Dataset records:
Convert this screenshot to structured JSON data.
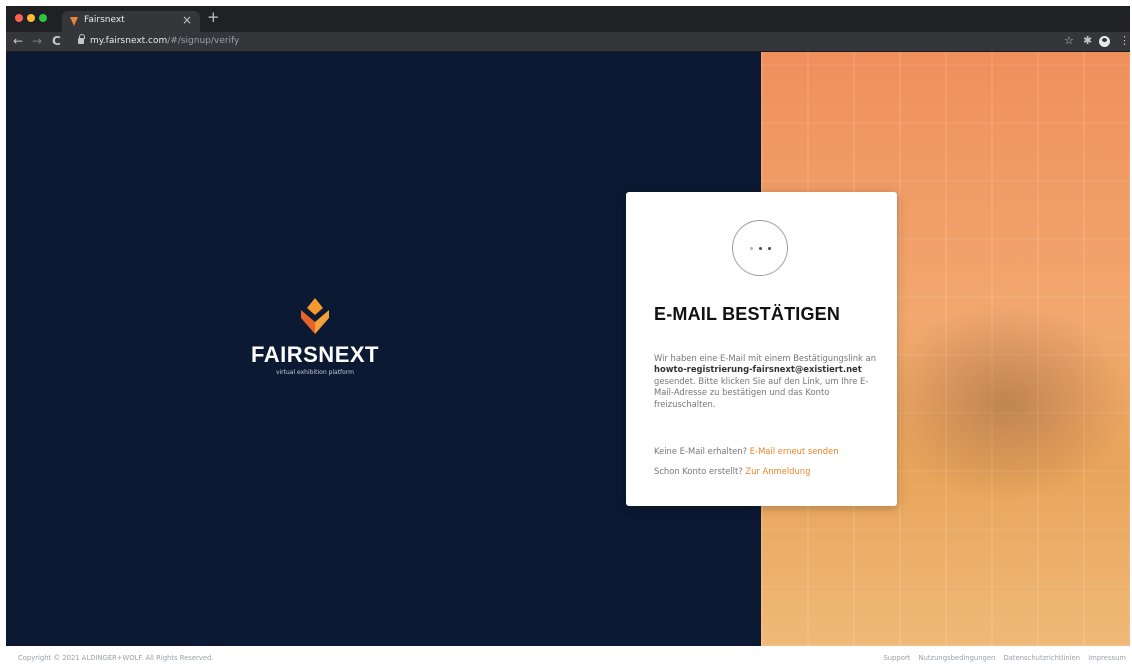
{
  "browser": {
    "tab_title": "Fairsnext",
    "tab_close": "×",
    "new_tab": "+",
    "url_host": "my.fairsnext.com",
    "url_path": "/#/signup/verify",
    "back": "←",
    "forward": "→",
    "reload": "C",
    "bookmark_star": "☆",
    "extensions": "✱",
    "menu": "⋮"
  },
  "logo": {
    "wordmark": "FAIRSNEXT",
    "tagline": "virtual exhibition platform"
  },
  "card": {
    "title": "E-MAIL BESTÄTIGEN",
    "text_before": "Wir haben eine E-Mail mit einem Bestätigungslink an",
    "email": "howto-registrierung-fairsnext@existiert.net",
    "text_after": "gesendet. Bitte klicken Sie auf den Link, um Ihre E-Mail-Adresse zu bestätigen und das Konto freizuschalten.",
    "resend_prompt": "Keine E-Mail erhalten?",
    "resend_link": "E-Mail erneut senden",
    "login_prompt": "Schon Konto erstellt?",
    "login_link": "Zur Anmeldung"
  },
  "footer": {
    "copyright": "Copyright © 2021 ALDINGER+WOLF. All Rights Reserved.",
    "links": [
      "Support",
      "Nutzungsbedingungen",
      "Datenschutzrichtlinien",
      "Impressum"
    ]
  },
  "colors": {
    "page_dark": "#0c1932",
    "accent": "#e8862a"
  }
}
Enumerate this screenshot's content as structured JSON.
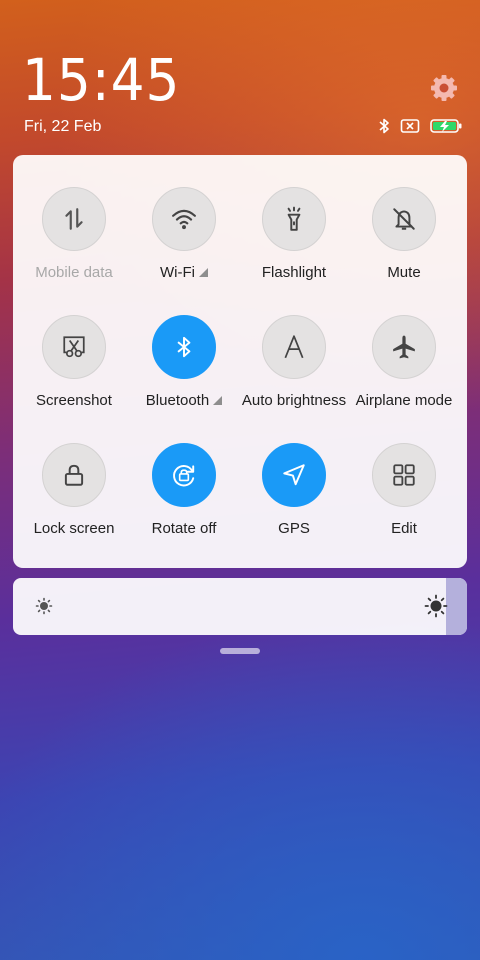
{
  "clock": {
    "time": "15:45",
    "date": "Fri, 22 Feb"
  },
  "status_icons": [
    "bluetooth-icon",
    "no-sim-icon",
    "battery-charging-icon"
  ],
  "colors": {
    "active_tile": "#1a9af7",
    "inactive_tile": "#e4e2e2",
    "brightness_fill": "#b4b0dc"
  },
  "tiles": [
    {
      "label": "Mobile data",
      "icon": "mobile-data-icon",
      "active": false
    },
    {
      "label": "Wi-Fi",
      "icon": "wifi-icon",
      "active": false,
      "expandable": true
    },
    {
      "label": "Flashlight",
      "icon": "flashlight-icon",
      "active": false
    },
    {
      "label": "Mute",
      "icon": "bell-off-icon",
      "active": false
    },
    {
      "label": "Screenshot",
      "icon": "screenshot-icon",
      "active": false
    },
    {
      "label": "Bluetooth",
      "icon": "bluetooth-icon",
      "active": true,
      "expandable": true
    },
    {
      "label": "Auto brightness",
      "icon": "auto-brightness-icon",
      "active": false
    },
    {
      "label": "Airplane mode",
      "icon": "airplane-icon",
      "active": false
    },
    {
      "label": "Lock screen",
      "icon": "lock-icon",
      "active": false
    },
    {
      "label": "Rotate off",
      "icon": "rotation-lock-icon",
      "active": true
    },
    {
      "label": "GPS",
      "icon": "location-arrow-icon",
      "active": true
    },
    {
      "label": "Edit",
      "icon": "grid-icon",
      "active": false
    }
  ],
  "brightness": {
    "level": 0.98
  }
}
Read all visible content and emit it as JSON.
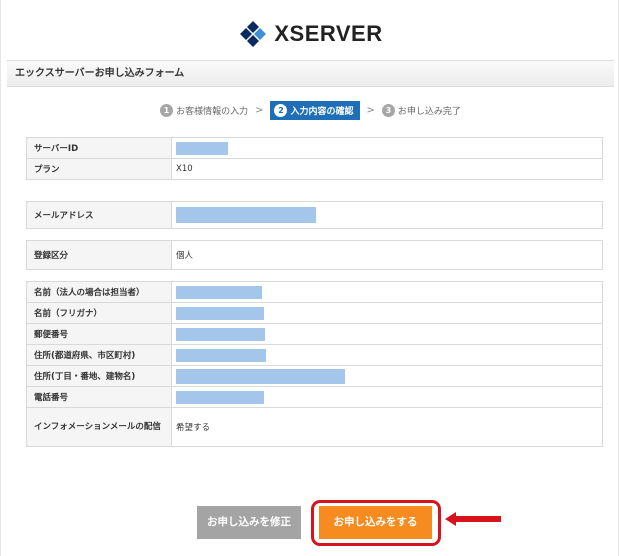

◆ REQUEST
Report all lines of the data that include the word "content".

◆ WRITTEN REPLY
Enumerate this screenshot's content as structured JSON.
Read all visible content and emit it as JSON.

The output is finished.